## Written exercise
Extract every entry word for word.

(A block of data)
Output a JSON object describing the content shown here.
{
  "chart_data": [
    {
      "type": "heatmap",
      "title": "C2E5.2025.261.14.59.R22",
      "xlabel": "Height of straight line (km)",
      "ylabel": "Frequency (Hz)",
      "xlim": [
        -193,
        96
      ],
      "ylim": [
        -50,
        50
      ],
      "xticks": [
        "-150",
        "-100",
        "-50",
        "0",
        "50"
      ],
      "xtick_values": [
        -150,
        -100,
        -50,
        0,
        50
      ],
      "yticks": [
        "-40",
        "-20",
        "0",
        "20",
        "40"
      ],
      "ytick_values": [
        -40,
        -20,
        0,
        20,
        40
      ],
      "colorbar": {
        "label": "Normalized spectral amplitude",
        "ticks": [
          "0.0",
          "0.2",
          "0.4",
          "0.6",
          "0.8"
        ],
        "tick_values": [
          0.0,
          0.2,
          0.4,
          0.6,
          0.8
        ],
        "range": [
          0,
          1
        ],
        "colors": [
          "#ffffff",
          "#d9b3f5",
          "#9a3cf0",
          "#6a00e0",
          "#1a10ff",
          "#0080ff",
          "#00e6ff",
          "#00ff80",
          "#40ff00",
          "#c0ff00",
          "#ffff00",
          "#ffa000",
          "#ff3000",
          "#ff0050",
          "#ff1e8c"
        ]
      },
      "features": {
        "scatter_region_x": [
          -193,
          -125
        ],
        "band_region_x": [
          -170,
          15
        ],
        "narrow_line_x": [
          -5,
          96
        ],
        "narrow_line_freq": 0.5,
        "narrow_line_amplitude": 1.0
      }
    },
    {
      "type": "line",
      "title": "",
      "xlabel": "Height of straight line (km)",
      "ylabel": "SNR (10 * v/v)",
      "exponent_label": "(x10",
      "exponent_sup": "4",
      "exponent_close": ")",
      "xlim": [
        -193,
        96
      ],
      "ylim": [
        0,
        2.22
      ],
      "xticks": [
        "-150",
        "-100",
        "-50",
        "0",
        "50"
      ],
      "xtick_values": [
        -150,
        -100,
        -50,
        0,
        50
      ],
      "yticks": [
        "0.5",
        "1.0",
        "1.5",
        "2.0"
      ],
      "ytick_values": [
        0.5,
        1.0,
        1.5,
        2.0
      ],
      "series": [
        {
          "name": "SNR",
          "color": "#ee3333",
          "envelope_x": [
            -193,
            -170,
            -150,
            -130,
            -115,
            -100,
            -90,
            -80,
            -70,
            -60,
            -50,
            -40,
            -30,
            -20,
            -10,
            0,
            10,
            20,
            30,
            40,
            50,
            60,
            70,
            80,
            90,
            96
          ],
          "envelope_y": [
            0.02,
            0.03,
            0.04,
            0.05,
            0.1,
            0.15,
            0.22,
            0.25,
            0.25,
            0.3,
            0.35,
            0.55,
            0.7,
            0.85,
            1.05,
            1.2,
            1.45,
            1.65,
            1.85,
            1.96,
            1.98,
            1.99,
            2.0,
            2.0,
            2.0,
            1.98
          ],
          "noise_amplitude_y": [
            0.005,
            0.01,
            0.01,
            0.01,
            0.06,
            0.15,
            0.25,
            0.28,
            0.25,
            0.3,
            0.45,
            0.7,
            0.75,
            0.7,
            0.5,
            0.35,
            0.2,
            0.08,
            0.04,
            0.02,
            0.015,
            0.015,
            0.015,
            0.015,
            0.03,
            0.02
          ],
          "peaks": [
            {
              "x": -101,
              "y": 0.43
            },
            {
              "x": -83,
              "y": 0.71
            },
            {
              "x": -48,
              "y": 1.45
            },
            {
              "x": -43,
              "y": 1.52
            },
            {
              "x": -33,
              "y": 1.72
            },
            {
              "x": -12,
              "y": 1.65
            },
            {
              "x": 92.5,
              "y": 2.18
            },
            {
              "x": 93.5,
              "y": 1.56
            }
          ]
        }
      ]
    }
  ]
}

## Worked solution
Output a JSON object describing the content shown here.
{
  "chart_data": [
    {
      "type": "heatmap",
      "title": "C2E5.2025.261.14.59.R22",
      "xlabel": "Height of straight line (km)",
      "ylabel": "Frequency (Hz)",
      "xlim": [
        -193,
        96
      ],
      "ylim": [
        -50,
        50
      ],
      "xticks": [
        "-150",
        "-100",
        "-50",
        "0",
        "50"
      ],
      "xtick_values": [
        -150,
        -100,
        -50,
        0,
        50
      ],
      "yticks": [
        "-40",
        "-20",
        "0",
        "20",
        "40"
      ],
      "ytick_values": [
        -40,
        -20,
        0,
        20,
        40
      ],
      "colorbar": {
        "label": "Normalized spectral amplitude",
        "ticks": [
          "0.0",
          "0.2",
          "0.4",
          "0.6",
          "0.8"
        ],
        "tick_values": [
          0.0,
          0.2,
          0.4,
          0.6,
          0.8
        ],
        "range": [
          0,
          1
        ],
        "colors": [
          "#ffffff",
          "#d9b3f5",
          "#9a3cf0",
          "#6a00e0",
          "#1a10ff",
          "#0080ff",
          "#00e6ff",
          "#00ff80",
          "#40ff00",
          "#c0ff00",
          "#ffff00",
          "#ffa000",
          "#ff3000",
          "#ff0050",
          "#ff1e8c"
        ]
      },
      "features": {
        "scatter_region_x": [
          -193,
          -125
        ],
        "band_region_x": [
          -170,
          15
        ],
        "narrow_line_x": [
          -5,
          96
        ],
        "narrow_line_freq": 0.5,
        "narrow_line_amplitude": 1.0
      }
    },
    {
      "type": "line",
      "title": "",
      "xlabel": "Height of straight line (km)",
      "ylabel": "SNR (10 * v/v)",
      "exponent_label": "(x10",
      "exponent_sup": "4",
      "exponent_close": ")",
      "xlim": [
        -193,
        96
      ],
      "ylim": [
        0,
        2.22
      ],
      "xticks": [
        "-150",
        "-100",
        "-50",
        "0",
        "50"
      ],
      "xtick_values": [
        -150,
        -100,
        -50,
        0,
        50
      ],
      "yticks": [
        "0.5",
        "1.0",
        "1.5",
        "2.0"
      ],
      "ytick_values": [
        0.5,
        1.0,
        1.5,
        2.0
      ],
      "series": [
        {
          "name": "SNR",
          "color": "#ee3333",
          "envelope_x": [
            -193,
            -170,
            -150,
            -130,
            -115,
            -100,
            -90,
            -80,
            -70,
            -60,
            -50,
            -40,
            -30,
            -20,
            -10,
            0,
            10,
            20,
            30,
            40,
            50,
            60,
            70,
            80,
            90,
            96
          ],
          "envelope_y": [
            0.02,
            0.03,
            0.04,
            0.05,
            0.1,
            0.15,
            0.22,
            0.25,
            0.25,
            0.3,
            0.35,
            0.55,
            0.7,
            0.85,
            1.05,
            1.2,
            1.45,
            1.65,
            1.85,
            1.96,
            1.98,
            1.99,
            2.0,
            2.0,
            2.0,
            1.98
          ],
          "noise_amplitude_y": [
            0.005,
            0.01,
            0.01,
            0.01,
            0.06,
            0.15,
            0.25,
            0.28,
            0.25,
            0.3,
            0.45,
            0.7,
            0.75,
            0.7,
            0.5,
            0.35,
            0.2,
            0.08,
            0.04,
            0.02,
            0.015,
            0.015,
            0.015,
            0.015,
            0.03,
            0.02
          ],
          "peaks": [
            {
              "x": -101,
              "y": 0.43
            },
            {
              "x": -83,
              "y": 0.71
            },
            {
              "x": -48,
              "y": 1.45
            },
            {
              "x": -43,
              "y": 1.52
            },
            {
              "x": -33,
              "y": 1.72
            },
            {
              "x": -12,
              "y": 1.65
            },
            {
              "x": 92.5,
              "y": 2.18
            },
            {
              "x": 93.5,
              "y": 1.56
            }
          ]
        }
      ]
    }
  ]
}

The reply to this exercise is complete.